= What you have to do =
Extract each record and reproduce it exactly.

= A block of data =
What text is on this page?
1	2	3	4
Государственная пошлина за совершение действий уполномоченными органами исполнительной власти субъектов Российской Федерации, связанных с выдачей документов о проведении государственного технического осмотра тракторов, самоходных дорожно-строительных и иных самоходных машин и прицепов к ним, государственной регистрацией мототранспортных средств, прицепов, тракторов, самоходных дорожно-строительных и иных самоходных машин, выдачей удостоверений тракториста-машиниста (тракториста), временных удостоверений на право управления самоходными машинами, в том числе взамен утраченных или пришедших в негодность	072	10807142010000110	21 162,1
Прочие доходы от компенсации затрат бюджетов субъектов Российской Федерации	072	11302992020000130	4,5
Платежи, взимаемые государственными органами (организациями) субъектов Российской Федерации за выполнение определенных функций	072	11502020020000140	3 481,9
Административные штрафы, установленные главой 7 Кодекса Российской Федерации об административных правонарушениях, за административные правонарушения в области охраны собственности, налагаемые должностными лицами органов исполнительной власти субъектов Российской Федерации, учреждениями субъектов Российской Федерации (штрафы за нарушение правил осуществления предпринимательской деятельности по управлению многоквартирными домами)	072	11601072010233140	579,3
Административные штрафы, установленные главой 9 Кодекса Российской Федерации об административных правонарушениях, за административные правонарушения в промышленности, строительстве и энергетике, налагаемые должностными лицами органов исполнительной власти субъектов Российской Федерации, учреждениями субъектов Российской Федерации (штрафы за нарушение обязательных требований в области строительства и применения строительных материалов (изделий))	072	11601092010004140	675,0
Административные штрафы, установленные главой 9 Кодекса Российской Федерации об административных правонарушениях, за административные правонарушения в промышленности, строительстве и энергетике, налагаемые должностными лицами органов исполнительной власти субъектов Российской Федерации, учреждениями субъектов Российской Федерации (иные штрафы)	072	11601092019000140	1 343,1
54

= Problem solution =
What text is on this page?
1	2	3	4
Государственная пошлина за совершение действий уполномоченными органами исполнительной власти субъектов Российской Федерации, связанных с выдачей документов о проведении государственного технического осмотра тракторов, самоходных дорожно-строительных и иных самоходных машин и прицепов к ним, государственной регистрацией мототранспортных средств, прицепов, тракторов, самоходных дорожно-строительных и иных самоходных машин, выдачей удостоверений тракториста-машиниста (тракториста), временных удостоверений на право управления самоходными машинами, в том числе взамен утраченных или пришедших в негодность	072	10807142010000110	21 162,1
Прочие доходы от компенсации затрат бюджетов субъектов Российской Федерации	072	11302992020000130	4,5
Платежи, взимаемые государственными органами (организациями) субъектов Российской Федерации за выполнение определенных функций	072	11502020020000140	3 481,9
Административные штрафы, установленные главой 7 Кодекса Российской Федерации об административных правонарушениях, за административные правонарушения в области охраны собственности, налагаемые должностными лицами органов исполнительной власти субъектов Российской Федерации, учреждениями субъектов Российской Федерации (штрафы за нарушение правил осуществления предпринимательской деятельности по управлению многоквартирными домами)	072	11601072010233140	579,3
Административные штрафы, установленные главой 9 Кодекса Российской Федерации об административных правонарушениях, за административные правонарушения в промышленности, строительстве и энергетике, налагаемые должностными лицами органов исполнительной власти субъектов Российской Федерации, учреждениями субъектов Российской Федерации (штрафы за нарушение обязательных требований в области строительства и применения строительных материалов (изделий))	072	11601092010004140	675,0
Административные штрафы, установленные главой 9 Кодекса Российской Федерации об административных правонарушениях, за административные правонарушения в промышленности, строительстве и энергетике, налагаемые должностными лицами органов исполнительной власти субъектов Российской Федерации, учреждениями субъектов Российской Федерации (иные штрафы)	072	11601092019000140	1 343,1
54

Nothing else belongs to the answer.